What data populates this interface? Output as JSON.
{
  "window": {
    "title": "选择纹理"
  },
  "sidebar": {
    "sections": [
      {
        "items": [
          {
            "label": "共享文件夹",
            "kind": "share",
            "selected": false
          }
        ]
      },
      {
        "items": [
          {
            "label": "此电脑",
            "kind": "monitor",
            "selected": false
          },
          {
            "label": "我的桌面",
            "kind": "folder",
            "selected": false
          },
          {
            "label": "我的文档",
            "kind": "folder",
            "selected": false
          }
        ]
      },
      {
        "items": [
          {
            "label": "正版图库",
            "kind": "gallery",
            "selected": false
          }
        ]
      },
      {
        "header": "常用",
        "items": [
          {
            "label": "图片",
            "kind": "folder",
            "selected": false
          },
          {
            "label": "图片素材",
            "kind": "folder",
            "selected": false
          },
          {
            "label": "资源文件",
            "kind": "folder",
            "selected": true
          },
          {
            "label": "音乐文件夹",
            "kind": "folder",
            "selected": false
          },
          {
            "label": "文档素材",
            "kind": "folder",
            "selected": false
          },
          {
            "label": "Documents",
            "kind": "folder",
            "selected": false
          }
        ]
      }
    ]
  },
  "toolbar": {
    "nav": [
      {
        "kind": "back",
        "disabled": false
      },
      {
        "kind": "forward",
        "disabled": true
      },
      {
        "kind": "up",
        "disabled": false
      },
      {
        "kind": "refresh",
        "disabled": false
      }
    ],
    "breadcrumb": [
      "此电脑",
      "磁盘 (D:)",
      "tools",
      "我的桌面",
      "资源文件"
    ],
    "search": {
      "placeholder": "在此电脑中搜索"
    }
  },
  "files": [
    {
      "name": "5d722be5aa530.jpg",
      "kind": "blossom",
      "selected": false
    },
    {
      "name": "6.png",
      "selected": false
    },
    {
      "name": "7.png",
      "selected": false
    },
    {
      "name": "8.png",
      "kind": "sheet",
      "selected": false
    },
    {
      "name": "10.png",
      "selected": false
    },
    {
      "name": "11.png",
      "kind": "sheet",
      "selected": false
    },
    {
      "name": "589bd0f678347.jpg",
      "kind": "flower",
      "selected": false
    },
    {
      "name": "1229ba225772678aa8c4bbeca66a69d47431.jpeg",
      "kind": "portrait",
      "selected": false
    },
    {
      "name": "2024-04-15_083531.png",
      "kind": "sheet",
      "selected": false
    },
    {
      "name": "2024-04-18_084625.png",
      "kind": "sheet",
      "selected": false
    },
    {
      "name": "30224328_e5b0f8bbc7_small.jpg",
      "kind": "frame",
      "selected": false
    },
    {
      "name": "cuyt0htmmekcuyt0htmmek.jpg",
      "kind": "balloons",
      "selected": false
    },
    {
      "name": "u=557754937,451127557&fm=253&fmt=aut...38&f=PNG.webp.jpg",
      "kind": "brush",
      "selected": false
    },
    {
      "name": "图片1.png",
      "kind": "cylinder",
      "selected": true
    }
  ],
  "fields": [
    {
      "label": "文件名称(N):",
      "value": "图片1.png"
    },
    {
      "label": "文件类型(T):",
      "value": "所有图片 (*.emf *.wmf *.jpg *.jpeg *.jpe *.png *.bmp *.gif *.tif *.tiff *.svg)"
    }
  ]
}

• [AIM]
Collect from the data above every line that includes "value".

• [TASK RESULT]
      "value": "图片1.png"
      "value": "所有图片 (*.emf *.wmf *.jpg *.jpeg *.jpe *.png *.bmp *.gif *.tif *.tiff *.svg)"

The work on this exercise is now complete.